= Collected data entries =
........

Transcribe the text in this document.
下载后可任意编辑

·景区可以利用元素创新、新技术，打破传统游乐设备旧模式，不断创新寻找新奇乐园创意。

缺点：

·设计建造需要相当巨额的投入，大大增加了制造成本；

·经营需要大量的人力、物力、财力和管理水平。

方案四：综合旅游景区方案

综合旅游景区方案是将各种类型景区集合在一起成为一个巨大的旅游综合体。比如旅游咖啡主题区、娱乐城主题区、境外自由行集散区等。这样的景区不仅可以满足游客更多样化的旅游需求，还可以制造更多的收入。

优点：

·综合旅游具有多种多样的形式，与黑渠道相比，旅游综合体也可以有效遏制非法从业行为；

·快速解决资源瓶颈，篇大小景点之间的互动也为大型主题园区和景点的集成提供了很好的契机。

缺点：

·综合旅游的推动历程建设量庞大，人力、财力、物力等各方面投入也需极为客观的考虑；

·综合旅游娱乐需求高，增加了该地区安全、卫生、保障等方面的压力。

........

Every entry should be printed again exactly as it stands.

Transcribe the text in this document.
下载后可任意编辑

·景区可以利用元素创新、新技术，打破传统游乐设备旧模式，不断创新寻找新奇乐园创意。

缺点：

·设计建造需要相当巨额的投入，大大增加了制造成本；

·经营需要大量的人力、物力、财力和管理水平。

方案四：综合旅游景区方案

综合旅游景区方案是将各种类型景区集合在一起成为一个巨大的旅游综合体。比如旅游咖啡主题区、娱乐城主题区、境外自由行集散区等。这样的景区不仅可以满足游客更多样化的旅游需求，还可以制造更多的收入。

优点：

·综合旅游具有多种多样的形式，与黑渠道相比，旅游综合体也可以有效遏制非法从业行为；

·快速解决资源瓶颈，篇大小景点之间的互动也为大型主题园区和景点的集成提供了很好的契机。

缺点：

·综合旅游的推动历程建设量庞大，人力、财力、物力等各方面投入也需极为客观的考虑；

·综合旅游娱乐需求高，增加了该地区安全、卫生、保障等方面的压力。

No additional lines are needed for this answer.